-- START DATASET CONTENT --

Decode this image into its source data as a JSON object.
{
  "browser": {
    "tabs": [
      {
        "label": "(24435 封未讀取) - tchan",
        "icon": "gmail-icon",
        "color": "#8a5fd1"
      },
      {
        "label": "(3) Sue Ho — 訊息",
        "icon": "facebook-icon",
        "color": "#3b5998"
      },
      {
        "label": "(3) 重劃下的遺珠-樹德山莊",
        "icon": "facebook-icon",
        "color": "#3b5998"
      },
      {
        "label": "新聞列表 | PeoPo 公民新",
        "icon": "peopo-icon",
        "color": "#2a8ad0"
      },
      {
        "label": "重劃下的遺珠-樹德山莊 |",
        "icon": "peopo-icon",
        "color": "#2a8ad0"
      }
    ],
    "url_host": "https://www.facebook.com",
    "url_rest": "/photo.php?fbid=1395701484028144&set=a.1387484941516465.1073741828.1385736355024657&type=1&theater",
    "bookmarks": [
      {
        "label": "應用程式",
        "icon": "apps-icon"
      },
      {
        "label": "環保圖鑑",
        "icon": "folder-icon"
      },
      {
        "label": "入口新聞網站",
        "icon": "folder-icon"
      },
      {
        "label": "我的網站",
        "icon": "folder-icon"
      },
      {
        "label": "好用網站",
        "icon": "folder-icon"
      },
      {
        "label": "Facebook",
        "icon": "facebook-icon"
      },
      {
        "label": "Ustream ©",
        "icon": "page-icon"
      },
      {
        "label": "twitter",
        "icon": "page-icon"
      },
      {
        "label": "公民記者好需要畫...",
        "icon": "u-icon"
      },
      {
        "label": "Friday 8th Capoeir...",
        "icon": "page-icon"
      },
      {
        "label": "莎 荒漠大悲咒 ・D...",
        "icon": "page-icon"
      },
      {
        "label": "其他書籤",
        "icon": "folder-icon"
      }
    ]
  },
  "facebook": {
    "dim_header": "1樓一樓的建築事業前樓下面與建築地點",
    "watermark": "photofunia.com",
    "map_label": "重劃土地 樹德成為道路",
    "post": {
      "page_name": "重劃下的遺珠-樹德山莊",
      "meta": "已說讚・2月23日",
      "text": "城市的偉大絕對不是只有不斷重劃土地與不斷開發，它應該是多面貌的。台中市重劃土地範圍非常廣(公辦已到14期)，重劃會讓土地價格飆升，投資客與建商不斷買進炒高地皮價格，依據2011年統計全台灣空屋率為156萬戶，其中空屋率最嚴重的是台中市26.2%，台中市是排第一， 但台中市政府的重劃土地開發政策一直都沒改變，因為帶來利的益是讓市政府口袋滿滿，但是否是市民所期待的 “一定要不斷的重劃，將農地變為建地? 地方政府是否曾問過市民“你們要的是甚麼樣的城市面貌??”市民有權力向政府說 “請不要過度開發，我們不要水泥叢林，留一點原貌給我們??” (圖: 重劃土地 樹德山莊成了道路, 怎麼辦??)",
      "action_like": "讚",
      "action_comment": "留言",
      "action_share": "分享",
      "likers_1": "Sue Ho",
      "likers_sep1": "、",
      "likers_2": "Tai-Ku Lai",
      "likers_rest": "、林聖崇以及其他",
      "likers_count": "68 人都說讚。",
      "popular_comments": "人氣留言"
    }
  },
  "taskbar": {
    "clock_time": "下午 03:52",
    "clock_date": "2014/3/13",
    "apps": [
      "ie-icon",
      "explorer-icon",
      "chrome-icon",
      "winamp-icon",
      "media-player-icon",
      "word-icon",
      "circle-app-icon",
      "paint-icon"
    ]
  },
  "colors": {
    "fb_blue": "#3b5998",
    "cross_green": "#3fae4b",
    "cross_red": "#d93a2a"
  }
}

-- END DATASET CONTENT --

*WHAT THE TASK ASKS:* State how many lines of the material contain the string "重劃土地", with no other words.

*FULL SOLUTION:* 2